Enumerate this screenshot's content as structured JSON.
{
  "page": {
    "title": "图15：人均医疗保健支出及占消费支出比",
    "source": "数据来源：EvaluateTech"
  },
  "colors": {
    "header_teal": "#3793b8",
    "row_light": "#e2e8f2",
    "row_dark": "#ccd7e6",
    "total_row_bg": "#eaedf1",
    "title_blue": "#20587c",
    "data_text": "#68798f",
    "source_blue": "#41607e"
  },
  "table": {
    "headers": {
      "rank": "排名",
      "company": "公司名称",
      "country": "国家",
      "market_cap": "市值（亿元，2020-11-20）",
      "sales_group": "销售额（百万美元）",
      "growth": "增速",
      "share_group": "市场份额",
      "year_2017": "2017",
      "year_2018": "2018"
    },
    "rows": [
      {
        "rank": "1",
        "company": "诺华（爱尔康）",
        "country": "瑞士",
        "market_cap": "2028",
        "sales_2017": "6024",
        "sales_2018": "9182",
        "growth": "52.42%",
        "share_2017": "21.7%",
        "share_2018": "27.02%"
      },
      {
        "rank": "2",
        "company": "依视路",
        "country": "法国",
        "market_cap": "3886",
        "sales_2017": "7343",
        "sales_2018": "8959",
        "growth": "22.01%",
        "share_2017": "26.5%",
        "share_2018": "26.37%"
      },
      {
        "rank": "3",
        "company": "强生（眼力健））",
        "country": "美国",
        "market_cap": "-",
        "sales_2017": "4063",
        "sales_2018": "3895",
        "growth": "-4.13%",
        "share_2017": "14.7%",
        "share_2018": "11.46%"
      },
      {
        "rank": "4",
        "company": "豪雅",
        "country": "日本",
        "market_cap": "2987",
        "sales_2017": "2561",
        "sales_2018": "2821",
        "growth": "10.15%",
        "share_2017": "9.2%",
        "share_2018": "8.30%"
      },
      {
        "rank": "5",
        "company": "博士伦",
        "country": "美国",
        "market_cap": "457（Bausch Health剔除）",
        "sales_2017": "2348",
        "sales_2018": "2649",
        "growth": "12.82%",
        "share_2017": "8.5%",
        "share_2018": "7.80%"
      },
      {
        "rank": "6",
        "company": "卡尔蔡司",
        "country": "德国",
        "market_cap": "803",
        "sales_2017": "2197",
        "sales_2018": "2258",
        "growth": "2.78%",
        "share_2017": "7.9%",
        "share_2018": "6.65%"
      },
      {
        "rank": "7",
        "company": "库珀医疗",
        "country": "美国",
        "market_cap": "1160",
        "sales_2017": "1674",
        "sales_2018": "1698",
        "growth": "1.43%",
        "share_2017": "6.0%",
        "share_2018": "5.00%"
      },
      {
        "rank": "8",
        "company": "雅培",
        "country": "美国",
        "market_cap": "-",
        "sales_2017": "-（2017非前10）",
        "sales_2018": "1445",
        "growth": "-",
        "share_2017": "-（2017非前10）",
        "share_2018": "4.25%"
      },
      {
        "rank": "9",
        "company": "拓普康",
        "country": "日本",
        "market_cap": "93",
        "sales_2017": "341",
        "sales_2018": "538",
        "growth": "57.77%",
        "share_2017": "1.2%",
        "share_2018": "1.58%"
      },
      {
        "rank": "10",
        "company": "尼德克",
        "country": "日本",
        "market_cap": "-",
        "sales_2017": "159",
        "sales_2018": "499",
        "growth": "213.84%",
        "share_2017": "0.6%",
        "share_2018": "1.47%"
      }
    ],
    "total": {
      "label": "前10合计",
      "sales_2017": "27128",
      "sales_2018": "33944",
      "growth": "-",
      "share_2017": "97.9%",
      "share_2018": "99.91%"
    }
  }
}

WORK INSTRUCTIONS. Output the complete data exactly as written.

SOLUTION TO THIS TASK.
Enumerate this screenshot's content as structured JSON.
{
  "page": {
    "title": "图15：人均医疗保健支出及占消费支出比",
    "source": "数据来源：EvaluateTech"
  },
  "colors": {
    "header_teal": "#3793b8",
    "row_light": "#e2e8f2",
    "row_dark": "#ccd7e6",
    "total_row_bg": "#eaedf1",
    "title_blue": "#20587c",
    "data_text": "#68798f",
    "source_blue": "#41607e"
  },
  "table": {
    "headers": {
      "rank": "排名",
      "company": "公司名称",
      "country": "国家",
      "market_cap": "市值（亿元，2020-11-20）",
      "sales_group": "销售额（百万美元）",
      "growth": "增速",
      "share_group": "市场份额",
      "year_2017": "2017",
      "year_2018": "2018"
    },
    "rows": [
      {
        "rank": "1",
        "company": "诺华（爱尔康）",
        "country": "瑞士",
        "market_cap": "2028",
        "sales_2017": "6024",
        "sales_2018": "9182",
        "growth": "52.42%",
        "share_2017": "21.7%",
        "share_2018": "27.02%"
      },
      {
        "rank": "2",
        "company": "依视路",
        "country": "法国",
        "market_cap": "3886",
        "sales_2017": "7343",
        "sales_2018": "8959",
        "growth": "22.01%",
        "share_2017": "26.5%",
        "share_2018": "26.37%"
      },
      {
        "rank": "3",
        "company": "强生（眼力健））",
        "country": "美国",
        "market_cap": "-",
        "sales_2017": "4063",
        "sales_2018": "3895",
        "growth": "-4.13%",
        "share_2017": "14.7%",
        "share_2018": "11.46%"
      },
      {
        "rank": "4",
        "company": "豪雅",
        "country": "日本",
        "market_cap": "2987",
        "sales_2017": "2561",
        "sales_2018": "2821",
        "growth": "10.15%",
        "share_2017": "9.2%",
        "share_2018": "8.30%"
      },
      {
        "rank": "5",
        "company": "博士伦",
        "country": "美国",
        "market_cap": "457（Bausch Health剔除）",
        "sales_2017": "2348",
        "sales_2018": "2649",
        "growth": "12.82%",
        "share_2017": "8.5%",
        "share_2018": "7.80%"
      },
      {
        "rank": "6",
        "company": "卡尔蔡司",
        "country": "德国",
        "market_cap": "803",
        "sales_2017": "2197",
        "sales_2018": "2258",
        "growth": "2.78%",
        "share_2017": "7.9%",
        "share_2018": "6.65%"
      },
      {
        "rank": "7",
        "company": "库珀医疗",
        "country": "美国",
        "market_cap": "1160",
        "sales_2017": "1674",
        "sales_2018": "1698",
        "growth": "1.43%",
        "share_2017": "6.0%",
        "share_2018": "5.00%"
      },
      {
        "rank": "8",
        "company": "雅培",
        "country": "美国",
        "market_cap": "-",
        "sales_2017": "-（2017非前10）",
        "sales_2018": "1445",
        "growth": "-",
        "share_2017": "-（2017非前10）",
        "share_2018": "4.25%"
      },
      {
        "rank": "9",
        "company": "拓普康",
        "country": "日本",
        "market_cap": "93",
        "sales_2017": "341",
        "sales_2018": "538",
        "growth": "57.77%",
        "share_2017": "1.2%",
        "share_2018": "1.58%"
      },
      {
        "rank": "10",
        "company": "尼德克",
        "country": "日本",
        "market_cap": "-",
        "sales_2017": "159",
        "sales_2018": "499",
        "growth": "213.84%",
        "share_2017": "0.6%",
        "share_2018": "1.47%"
      }
    ],
    "total": {
      "label": "前10合计",
      "sales_2017": "27128",
      "sales_2018": "33944",
      "growth": "-",
      "share_2017": "97.9%",
      "share_2018": "99.91%"
    }
  }
}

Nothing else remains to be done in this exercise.